--- TASK TO CARRY OUT ---
Repeat each entry word for word. Leave any images out of the copy.
----
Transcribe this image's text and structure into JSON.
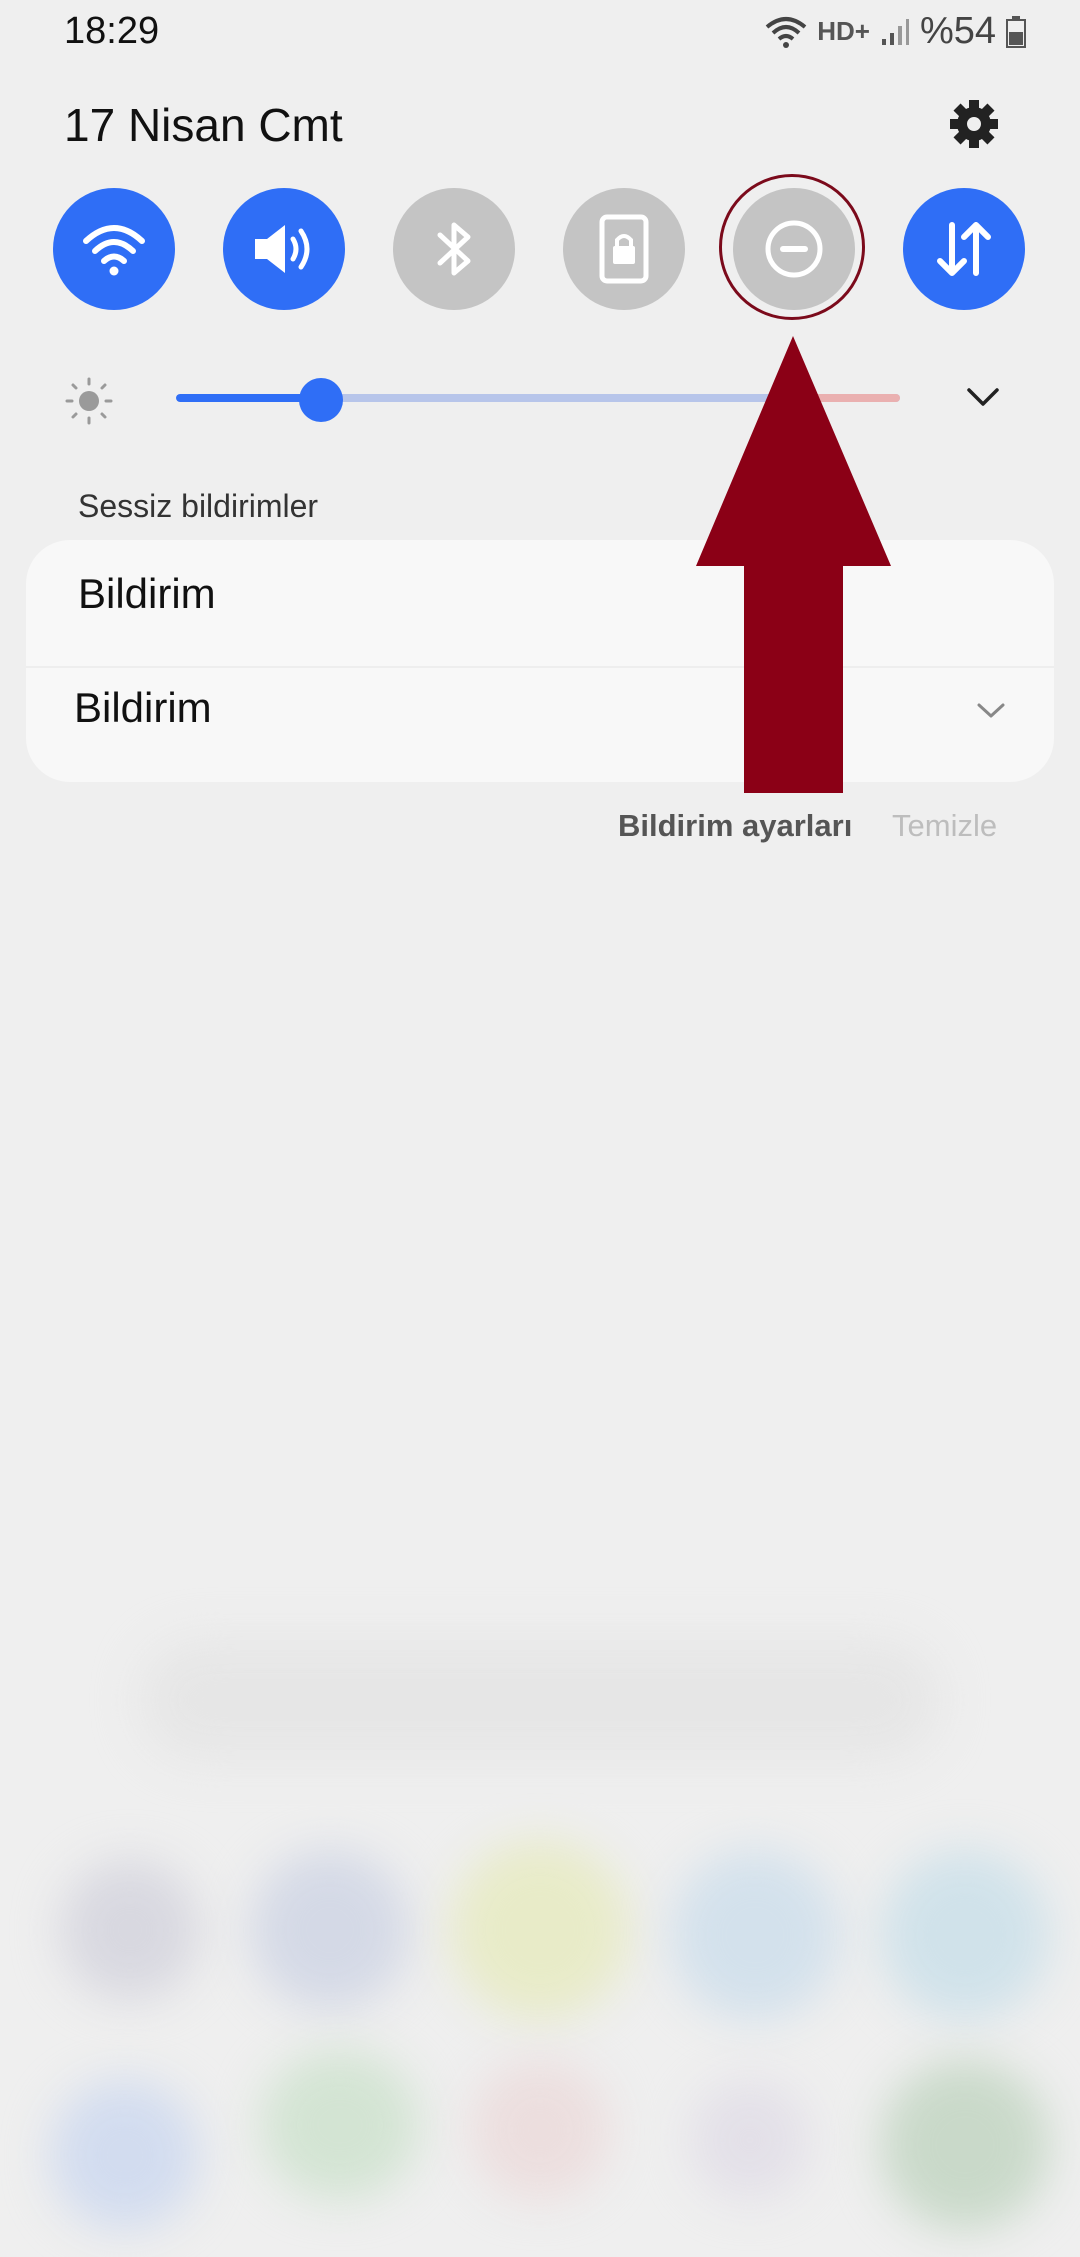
{
  "status": {
    "time": "18:29",
    "network_label": "HD+",
    "battery": "%54"
  },
  "header": {
    "date": "17 Nisan Cmt",
    "settings_icon": "gear-icon"
  },
  "quick_toggles": [
    {
      "name": "wifi",
      "icon": "wifi-icon",
      "active": true
    },
    {
      "name": "sound",
      "icon": "volume-icon",
      "active": true
    },
    {
      "name": "bluetooth",
      "icon": "bluetooth-icon",
      "active": false
    },
    {
      "name": "screen-lock",
      "icon": "rotation-lock-icon",
      "active": false
    },
    {
      "name": "do-not-disturb",
      "icon": "do-not-disturb-icon",
      "active": false,
      "highlighted": true
    },
    {
      "name": "mobile-data",
      "icon": "data-transfer-icon",
      "active": true
    }
  ],
  "brightness": {
    "level": 0.2,
    "icon": "sun-icon",
    "expand_icon": "chevron-down-icon"
  },
  "notifications": {
    "section_title": "Sessiz bildirimler",
    "items": [
      {
        "title": "Bildirim"
      },
      {
        "title": "Bildirim"
      }
    ],
    "settings_label": "Bildirim ayarları",
    "clear_label": "Temizle"
  },
  "colors": {
    "accent": "#2f6ef6",
    "inactive": "#c4c4c4",
    "annotation": "#8b0016"
  }
}
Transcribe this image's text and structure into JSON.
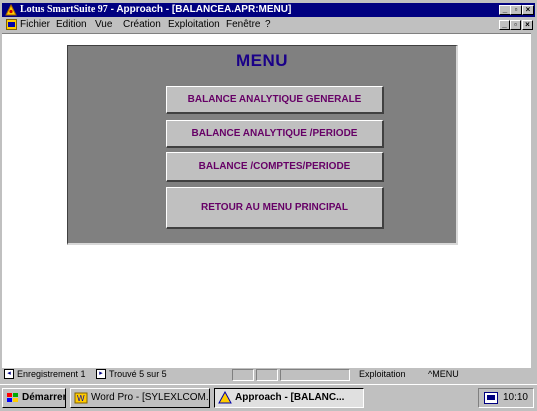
{
  "window": {
    "app_name": "Lotus SmartSuite 97",
    "title_rest": " - Approach - [BALANCEA.APR:MENU]"
  },
  "menubar": {
    "items": [
      "Fichier",
      "Edition",
      "Vue",
      "Création",
      "Exploitation",
      "Fenêtre",
      "?"
    ]
  },
  "form": {
    "title": "MENU",
    "buttons": [
      "BALANCE ANALYTIQUE GENERALE",
      "BALANCE ANALYTIQUE /PERIODE",
      "BALANCE /COMPTES/PERIODE",
      "RETOUR AU MENU PRINCIPAL"
    ]
  },
  "statusbar": {
    "record": "Enregistrement 1",
    "found": "Trouvé 5 sur 5",
    "mode": "Exploitation",
    "view": "MENU"
  },
  "taskbar": {
    "start": "Démarrer",
    "tasks": [
      "Word Pro - [SYLEXLCOM...",
      "Approach - [BALANC..."
    ],
    "clock": "10:10"
  },
  "colors": {
    "titlebar": "#000080",
    "panel": "#808080",
    "form_title": "#1a0088",
    "button_text": "#660066"
  }
}
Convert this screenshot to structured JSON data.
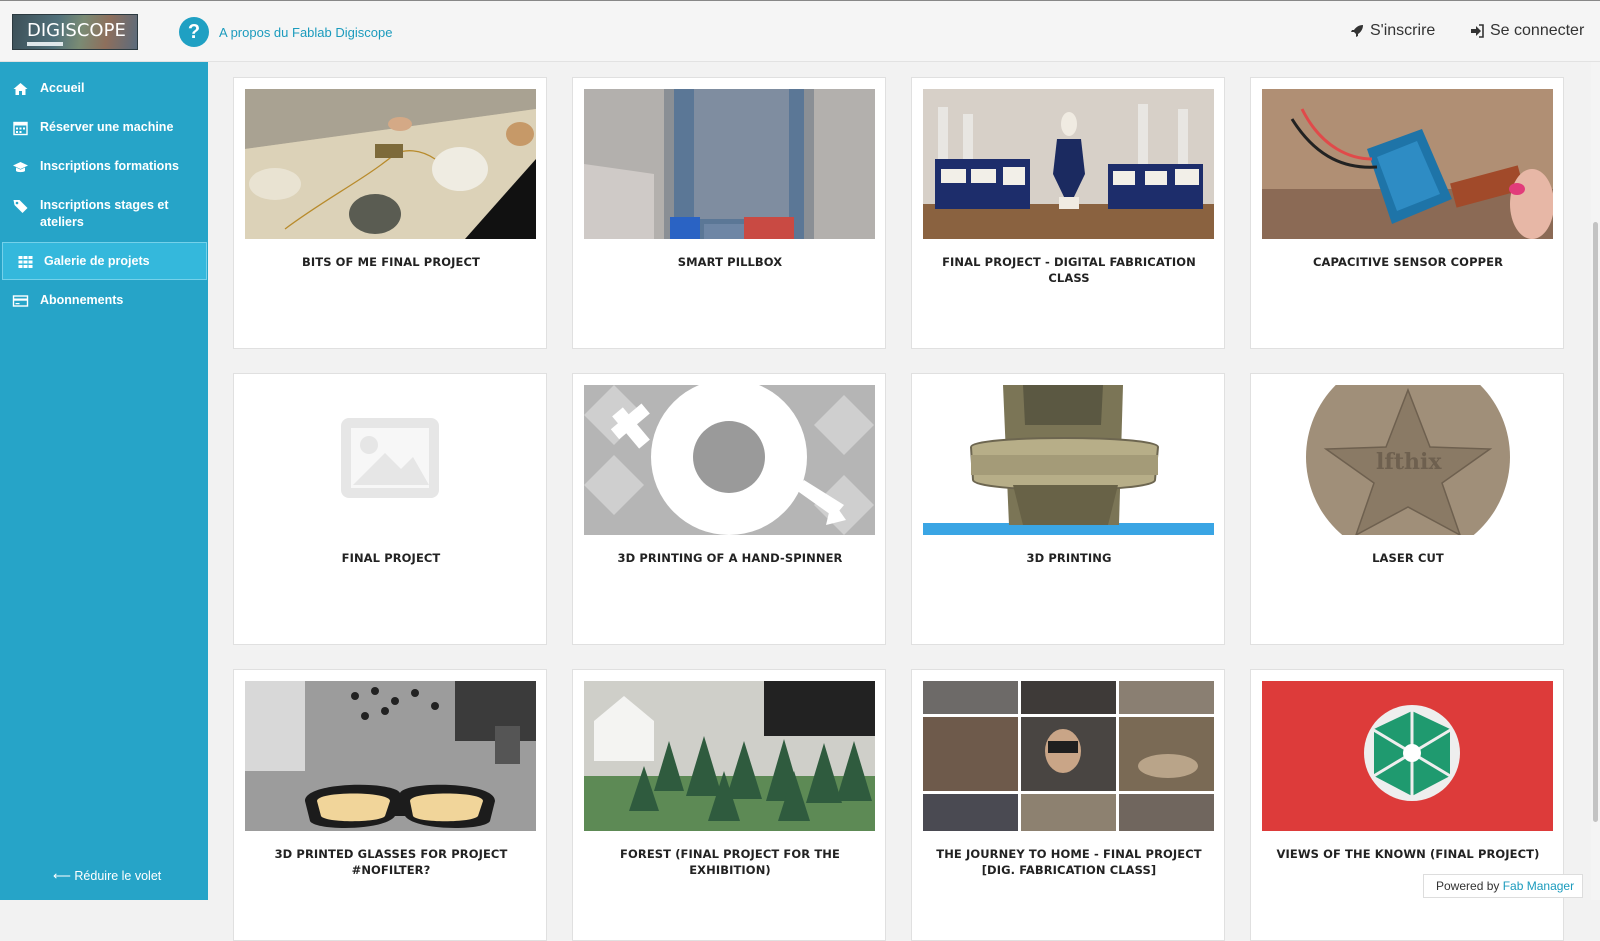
{
  "header": {
    "logo_text": "DIGISCOPE",
    "about_link": "A propos du Fablab Digiscope",
    "signup": "S'inscrire",
    "login": "Se connecter"
  },
  "sidebar": {
    "items": [
      {
        "label": "Accueil",
        "icon": "home-icon"
      },
      {
        "label": "Réserver une machine",
        "icon": "calendar-icon"
      },
      {
        "label": "Inscriptions formations",
        "icon": "graduation-cap-icon"
      },
      {
        "label": "Inscriptions stages et ateliers",
        "icon": "tags-icon"
      },
      {
        "label": "Galerie de projets",
        "icon": "grid-icon",
        "active": true
      },
      {
        "label": "Abonnements",
        "icon": "credit-card-icon"
      }
    ],
    "collapse_label": "Réduire le volet"
  },
  "projects": [
    {
      "title": "BITS OF ME FINAL PROJECT"
    },
    {
      "title": "SMART PILLBOX"
    },
    {
      "title": "FINAL PROJECT - DIGITAL FABRICATION CLASS"
    },
    {
      "title": "CAPACITIVE SENSOR COPPER"
    },
    {
      "title": "FINAL PROJECT"
    },
    {
      "title": "3D PRINTING OF A HAND-SPINNER"
    },
    {
      "title": "3D PRINTING"
    },
    {
      "title": "LASER CUT"
    },
    {
      "title": "3D PRINTED GLASSES FOR PROJECT #NOFILTER?"
    },
    {
      "title": "FOREST (FINAL PROJECT FOR THE EXHIBITION)"
    },
    {
      "title": "THE JOURNEY TO HOME - FINAL PROJECT [DIG. FABRICATION CLASS]"
    },
    {
      "title": "VIEWS OF THE KNOWN (FINAL PROJECT)"
    }
  ],
  "footer": {
    "powered_prefix": "Powered by",
    "powered_link": "Fab Manager"
  },
  "colors": {
    "sidebar": "#26a4c8",
    "accent": "#1b9bbd"
  }
}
----
--- THE SOLUTION ---
Transcribe this image's text and structure into JSON.
{
  "status": {
    "time": "18:29",
    "network_label": "HD+",
    "battery": "%54"
  },
  "header": {
    "date": "17 Nisan Cmt",
    "settings_icon": "gear-icon"
  },
  "quick_toggles": [
    {
      "name": "wifi",
      "icon": "wifi-icon",
      "active": true
    },
    {
      "name": "sound",
      "icon": "volume-icon",
      "active": true
    },
    {
      "name": "bluetooth",
      "icon": "bluetooth-icon",
      "active": false
    },
    {
      "name": "screen-lock",
      "icon": "rotation-lock-icon",
      "active": false
    },
    {
      "name": "do-not-disturb",
      "icon": "do-not-disturb-icon",
      "active": false,
      "highlighted": true
    },
    {
      "name": "mobile-data",
      "icon": "data-transfer-icon",
      "active": true
    }
  ],
  "brightness": {
    "level": 0.2,
    "icon": "sun-icon",
    "expand_icon": "chevron-down-icon"
  },
  "notifications": {
    "section_title": "Sessiz bildirimler",
    "items": [
      {
        "title": "Bildirim"
      },
      {
        "title": "Bildirim"
      }
    ],
    "settings_label": "Bildirim ayarları",
    "clear_label": "Temizle"
  },
  "colors": {
    "accent": "#2f6ef6",
    "inactive": "#c4c4c4",
    "annotation": "#8b0016"
  }
}
Transcribe this image's text and structure into JSON.
{
  "window": {
    "app_name": "Lotus SmartSuite 97",
    "title_rest": " - Approach - [BALANCEA.APR:MENU]"
  },
  "menubar": {
    "items": [
      "Fichier",
      "Edition",
      "Vue",
      "Création",
      "Exploitation",
      "Fenêtre",
      "?"
    ]
  },
  "form": {
    "title": "MENU",
    "buttons": [
      "BALANCE ANALYTIQUE GENERALE",
      "BALANCE ANALYTIQUE /PERIODE",
      "BALANCE /COMPTES/PERIODE",
      "RETOUR AU MENU PRINCIPAL"
    ]
  },
  "statusbar": {
    "record": "Enregistrement 1",
    "found": "Trouvé 5 sur 5",
    "mode": "Exploitation",
    "view": "MENU"
  },
  "taskbar": {
    "start": "Démarrer",
    "tasks": [
      "Word Pro - [SYLEXLCOM...",
      "Approach - [BALANC..."
    ],
    "clock": "10:10"
  },
  "colors": {
    "titlebar": "#000080",
    "panel": "#808080",
    "form_title": "#1a0088",
    "button_text": "#660066"
  }
}
Convert this screenshot to structured JSON data.
{
  "header": {
    "logo_text": "DIGISCOPE",
    "about_link": "A propos du Fablab Digiscope",
    "signup": "S'inscrire",
    "login": "Se connecter"
  },
  "sidebar": {
    "items": [
      {
        "label": "Accueil",
        "icon": "home-icon"
      },
      {
        "label": "Réserver une machine",
        "icon": "calendar-icon"
      },
      {
        "label": "Inscriptions formations",
        "icon": "graduation-cap-icon"
      },
      {
        "label": "Inscriptions stages et ateliers",
        "icon": "tags-icon"
      },
      {
        "label": "Galerie de projets",
        "icon": "grid-icon",
        "active": true
      },
      {
        "label": "Abonnements",
        "icon": "credit-card-icon"
      }
    ],
    "collapse_label": "Réduire le volet"
  },
  "projects": [
    {
      "title": "BITS OF ME FINAL PROJECT"
    },
    {
      "title": "SMART PILLBOX"
    },
    {
      "title": "FINAL PROJECT - DIGITAL FABRICATION CLASS"
    },
    {
      "title": "CAPACITIVE SENSOR COPPER"
    },
    {
      "title": "FINAL PROJECT"
    },
    {
      "title": "3D PRINTING OF A HAND-SPINNER"
    },
    {
      "title": "3D PRINTING"
    },
    {
      "title": "LASER CUT"
    },
    {
      "title": "3D PRINTED GLASSES FOR PROJECT #NOFILTER?"
    },
    {
      "title": "FOREST (FINAL PROJECT FOR THE EXHIBITION)"
    },
    {
      "title": "THE JOURNEY TO HOME - FINAL PROJECT [DIG. FABRICATION CLASS]"
    },
    {
      "title": "VIEWS OF THE KNOWN (FINAL PROJECT)"
    }
  ],
  "footer": {
    "powered_prefix": "Powered by",
    "powered_link": "Fab Manager"
  },
  "colors": {
    "sidebar": "#26a4c8",
    "accent": "#1b9bbd"
  }
}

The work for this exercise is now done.